▶ Written task
Give every line below again, exactly.

▶ Material provided
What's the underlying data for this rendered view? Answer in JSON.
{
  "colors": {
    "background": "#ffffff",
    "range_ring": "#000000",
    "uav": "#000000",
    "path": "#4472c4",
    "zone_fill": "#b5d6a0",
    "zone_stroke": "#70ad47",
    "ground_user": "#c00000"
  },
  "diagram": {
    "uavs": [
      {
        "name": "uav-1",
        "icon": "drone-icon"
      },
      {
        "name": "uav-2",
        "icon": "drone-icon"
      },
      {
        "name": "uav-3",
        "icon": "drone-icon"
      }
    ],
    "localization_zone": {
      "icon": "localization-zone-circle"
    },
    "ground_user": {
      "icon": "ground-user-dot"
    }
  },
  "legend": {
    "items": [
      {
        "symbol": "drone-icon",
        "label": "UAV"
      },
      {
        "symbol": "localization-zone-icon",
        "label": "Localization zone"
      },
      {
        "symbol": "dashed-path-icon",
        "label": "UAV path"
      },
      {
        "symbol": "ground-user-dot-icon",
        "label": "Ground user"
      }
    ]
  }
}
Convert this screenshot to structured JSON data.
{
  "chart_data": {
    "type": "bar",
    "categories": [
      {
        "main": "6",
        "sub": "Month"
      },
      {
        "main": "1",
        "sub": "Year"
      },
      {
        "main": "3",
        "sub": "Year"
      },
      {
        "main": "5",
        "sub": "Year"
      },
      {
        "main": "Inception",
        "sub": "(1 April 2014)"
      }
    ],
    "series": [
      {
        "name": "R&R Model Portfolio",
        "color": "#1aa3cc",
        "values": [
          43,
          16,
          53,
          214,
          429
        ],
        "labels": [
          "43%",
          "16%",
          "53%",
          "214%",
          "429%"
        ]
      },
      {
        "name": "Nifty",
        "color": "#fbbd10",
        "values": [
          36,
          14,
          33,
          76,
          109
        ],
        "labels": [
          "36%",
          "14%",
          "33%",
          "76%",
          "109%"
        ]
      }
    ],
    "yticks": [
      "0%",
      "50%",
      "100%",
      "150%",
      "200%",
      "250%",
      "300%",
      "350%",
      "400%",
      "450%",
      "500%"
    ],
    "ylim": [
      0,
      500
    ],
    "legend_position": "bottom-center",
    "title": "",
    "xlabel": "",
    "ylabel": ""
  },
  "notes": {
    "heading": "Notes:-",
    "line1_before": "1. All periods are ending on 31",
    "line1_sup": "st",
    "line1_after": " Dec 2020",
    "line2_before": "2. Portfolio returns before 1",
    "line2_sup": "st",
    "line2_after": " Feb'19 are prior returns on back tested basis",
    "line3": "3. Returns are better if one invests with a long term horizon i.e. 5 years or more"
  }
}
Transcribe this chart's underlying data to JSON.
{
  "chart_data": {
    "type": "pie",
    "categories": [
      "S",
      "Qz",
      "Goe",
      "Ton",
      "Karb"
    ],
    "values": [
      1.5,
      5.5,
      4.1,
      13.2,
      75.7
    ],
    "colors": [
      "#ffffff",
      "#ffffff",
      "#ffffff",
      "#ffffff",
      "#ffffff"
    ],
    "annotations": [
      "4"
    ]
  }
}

▶ The completed task
What's the underlying data for this rendered view? Answer in JSON.
{
  "colors": {
    "background": "#ffffff",
    "range_ring": "#000000",
    "uav": "#000000",
    "path": "#4472c4",
    "zone_fill": "#b5d6a0",
    "zone_stroke": "#70ad47",
    "ground_user": "#c00000"
  },
  "diagram": {
    "uavs": [
      {
        "name": "uav-1",
        "icon": "drone-icon"
      },
      {
        "name": "uav-2",
        "icon": "drone-icon"
      },
      {
        "name": "uav-3",
        "icon": "drone-icon"
      }
    ],
    "localization_zone": {
      "icon": "localization-zone-circle"
    },
    "ground_user": {
      "icon": "ground-user-dot"
    }
  },
  "legend": {
    "items": [
      {
        "symbol": "drone-icon",
        "label": "UAV"
      },
      {
        "symbol": "localization-zone-icon",
        "label": "Localization zone"
      },
      {
        "symbol": "dashed-path-icon",
        "label": "UAV path"
      },
      {
        "symbol": "ground-user-dot-icon",
        "label": "Ground user"
      }
    ]
  }
}
Convert this screenshot to structured JSON data.
{
  "chart_data": {
    "type": "bar",
    "categories": [
      {
        "main": "6",
        "sub": "Month"
      },
      {
        "main": "1",
        "sub": "Year"
      },
      {
        "main": "3",
        "sub": "Year"
      },
      {
        "main": "5",
        "sub": "Year"
      },
      {
        "main": "Inception",
        "sub": "(1 April 2014)"
      }
    ],
    "series": [
      {
        "name": "R&R Model Portfolio",
        "color": "#1aa3cc",
        "values": [
          43,
          16,
          53,
          214,
          429
        ],
        "labels": [
          "43%",
          "16%",
          "53%",
          "214%",
          "429%"
        ]
      },
      {
        "name": "Nifty",
        "color": "#fbbd10",
        "values": [
          36,
          14,
          33,
          76,
          109
        ],
        "labels": [
          "36%",
          "14%",
          "33%",
          "76%",
          "109%"
        ]
      }
    ],
    "yticks": [
      "0%",
      "50%",
      "100%",
      "150%",
      "200%",
      "250%",
      "300%",
      "350%",
      "400%",
      "450%",
      "500%"
    ],
    "ylim": [
      0,
      500
    ],
    "legend_position": "bottom-center",
    "title": "",
    "xlabel": "",
    "ylabel": ""
  },
  "notes": {
    "heading": "Notes:-",
    "line1_before": "1. All periods are ending on 31",
    "line1_sup": "st",
    "line1_after": " Dec 2020",
    "line2_before": "2. Portfolio returns before 1",
    "line2_sup": "st",
    "line2_after": " Feb'19 are prior returns on back tested basis",
    "line3": "3. Returns are better if one invests with a long term horizon i.e. 5 years or more"
  }
}
Transcribe this chart's underlying data to JSON.
{
  "chart_data": {
    "type": "pie",
    "categories": [
      "S",
      "Qz",
      "Goe",
      "Ton",
      "Karb"
    ],
    "values": [
      1.5,
      5.5,
      4.1,
      13.2,
      75.7
    ],
    "colors": [
      "#ffffff",
      "#ffffff",
      "#ffffff",
      "#ffffff",
      "#ffffff"
    ],
    "annotations": [
      "4"
    ]
  }
}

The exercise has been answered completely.